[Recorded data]
■ ■ ■

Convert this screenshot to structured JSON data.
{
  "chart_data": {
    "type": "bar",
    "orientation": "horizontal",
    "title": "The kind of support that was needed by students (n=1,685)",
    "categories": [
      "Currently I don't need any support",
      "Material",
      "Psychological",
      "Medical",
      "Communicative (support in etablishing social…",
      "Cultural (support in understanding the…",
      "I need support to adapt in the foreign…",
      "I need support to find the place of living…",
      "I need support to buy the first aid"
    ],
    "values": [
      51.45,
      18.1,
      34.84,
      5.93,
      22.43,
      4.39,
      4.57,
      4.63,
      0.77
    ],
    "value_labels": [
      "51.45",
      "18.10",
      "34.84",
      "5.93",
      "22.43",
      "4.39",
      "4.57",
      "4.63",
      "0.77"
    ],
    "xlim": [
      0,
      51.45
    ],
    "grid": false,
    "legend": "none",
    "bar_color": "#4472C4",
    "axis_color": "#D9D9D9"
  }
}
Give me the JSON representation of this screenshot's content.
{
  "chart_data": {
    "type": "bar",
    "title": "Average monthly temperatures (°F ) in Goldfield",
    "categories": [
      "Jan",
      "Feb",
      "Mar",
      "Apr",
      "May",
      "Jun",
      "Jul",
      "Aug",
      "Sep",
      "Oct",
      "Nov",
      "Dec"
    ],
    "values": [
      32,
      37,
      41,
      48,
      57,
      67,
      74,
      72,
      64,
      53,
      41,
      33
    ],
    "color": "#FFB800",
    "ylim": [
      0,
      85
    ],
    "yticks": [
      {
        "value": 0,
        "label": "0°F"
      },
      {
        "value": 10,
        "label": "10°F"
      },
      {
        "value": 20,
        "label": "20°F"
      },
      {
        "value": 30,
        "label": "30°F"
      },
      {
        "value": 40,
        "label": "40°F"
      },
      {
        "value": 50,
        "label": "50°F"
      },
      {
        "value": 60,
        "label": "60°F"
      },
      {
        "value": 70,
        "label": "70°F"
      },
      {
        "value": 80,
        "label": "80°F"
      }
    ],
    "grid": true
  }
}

■ ■ ■

■ INSTRUCTIONS FOR THE TASK: Repeat all of the entries exactly.

■ SOLVED EXERCISE:
Convert this screenshot to structured JSON data.
{
  "chart_data": {
    "type": "bar",
    "orientation": "horizontal",
    "title": "The kind of support that was needed by students (n=1,685)",
    "categories": [
      "Currently I don't need any support",
      "Material",
      "Psychological",
      "Medical",
      "Communicative (support in etablishing social…",
      "Cultural (support in understanding the…",
      "I need support to adapt in the foreign…",
      "I need support to find the place of living…",
      "I need support to buy the first aid"
    ],
    "values": [
      51.45,
      18.1,
      34.84,
      5.93,
      22.43,
      4.39,
      4.57,
      4.63,
      0.77
    ],
    "value_labels": [
      "51.45",
      "18.10",
      "34.84",
      "5.93",
      "22.43",
      "4.39",
      "4.57",
      "4.63",
      "0.77"
    ],
    "xlim": [
      0,
      51.45
    ],
    "grid": false,
    "legend": "none",
    "bar_color": "#4472C4",
    "axis_color": "#D9D9D9"
  }
}
Give me the JSON representation of this screenshot's content.
{
  "chart_data": {
    "type": "bar",
    "title": "Average monthly temperatures (°F ) in Goldfield",
    "categories": [
      "Jan",
      "Feb",
      "Mar",
      "Apr",
      "May",
      "Jun",
      "Jul",
      "Aug",
      "Sep",
      "Oct",
      "Nov",
      "Dec"
    ],
    "values": [
      32,
      37,
      41,
      48,
      57,
      67,
      74,
      72,
      64,
      53,
      41,
      33
    ],
    "color": "#FFB800",
    "ylim": [
      0,
      85
    ],
    "yticks": [
      {
        "value": 0,
        "label": "0°F"
      },
      {
        "value": 10,
        "label": "10°F"
      },
      {
        "value": 20,
        "label": "20°F"
      },
      {
        "value": 30,
        "label": "30°F"
      },
      {
        "value": 40,
        "label": "40°F"
      },
      {
        "value": 50,
        "label": "50°F"
      },
      {
        "value": 60,
        "label": "60°F"
      },
      {
        "value": 70,
        "label": "70°F"
      },
      {
        "value": 80,
        "label": "80°F"
      }
    ],
    "grid": true
  }
}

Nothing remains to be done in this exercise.